> YOUR TASK: Search the listing for "Taehyung" and copy every line where it appears.

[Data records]
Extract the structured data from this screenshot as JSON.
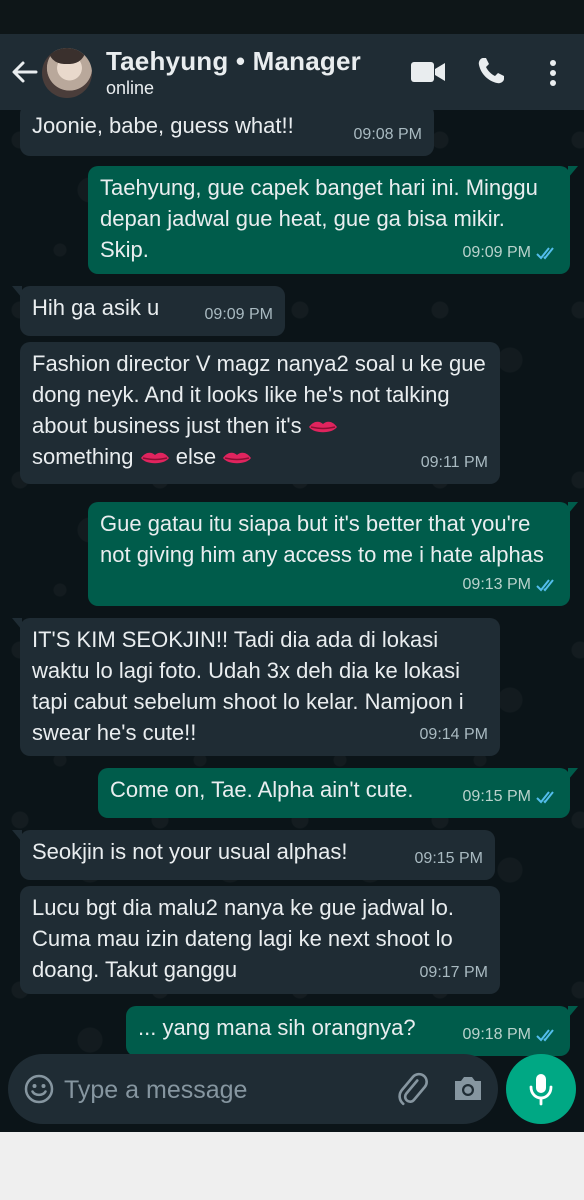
{
  "header": {
    "contact_name": "Taehyung • Manager",
    "contact_status": "online",
    "colors": {
      "app_bar": "#1f2c34",
      "incoming": "#1f2c34",
      "outgoing": "#005c4b",
      "accent": "#00a884",
      "read_ticks": "#53bdeb"
    }
  },
  "messages": [
    {
      "direction": "in",
      "text": "Joonie, babe, guess what!!",
      "time": "09:08 PM"
    },
    {
      "direction": "out",
      "text": "Taehyung, gue capek banget hari ini. Minggu depan jadwal gue heat, gue ga bisa mikir. Skip.",
      "time": "09:09 PM",
      "status": "read"
    },
    {
      "direction": "in",
      "text": "Hih ga asik u",
      "time": "09:09 PM"
    },
    {
      "direction": "in",
      "text_part1": "Fashion director V magz nanya2 soal u ke gue dong neyk. And it looks like he's not talking about business just then it's",
      "text_part2": "something",
      "text_part3": "else",
      "emoji": "lips",
      "time": "09:11 PM"
    },
    {
      "direction": "out",
      "text": "Gue gatau itu siapa but it's better that you're not giving him any access to me i hate alphas",
      "time": "09:13 PM",
      "status": "read"
    },
    {
      "direction": "in",
      "text": "IT'S KIM SEOKJIN!! Tadi dia ada di lokasi waktu lo lagi foto. Udah 3x deh dia ke lokasi tapi cabut sebelum shoot lo kelar. Namjoon i swear he's cute!!",
      "time": "09:14 PM"
    },
    {
      "direction": "out",
      "text": "Come on, Tae. Alpha ain't cute.",
      "time": "09:15 PM",
      "status": "read"
    },
    {
      "direction": "in",
      "text": "Seokjin is not your usual alphas!",
      "time": "09:15 PM"
    },
    {
      "direction": "in",
      "text": "Lucu bgt dia malu2 nanya ke gue jadwal lo. Cuma mau izin dateng lagi ke next shoot lo doang. Takut ganggu",
      "time": "09:17 PM"
    },
    {
      "direction": "out",
      "text": "... yang mana sih orangnya?",
      "time": "09:18 PM",
      "status": "read"
    }
  ],
  "composer": {
    "placeholder": "Type a message"
  }
}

> EXERCISE ANSWER:
    "contact_name": "Taehyung • Manager",
      "text": "Taehyung, gue capek banget hari ini. Minggu depan jadwal gue heat, gue ga bisa mikir. Skip.",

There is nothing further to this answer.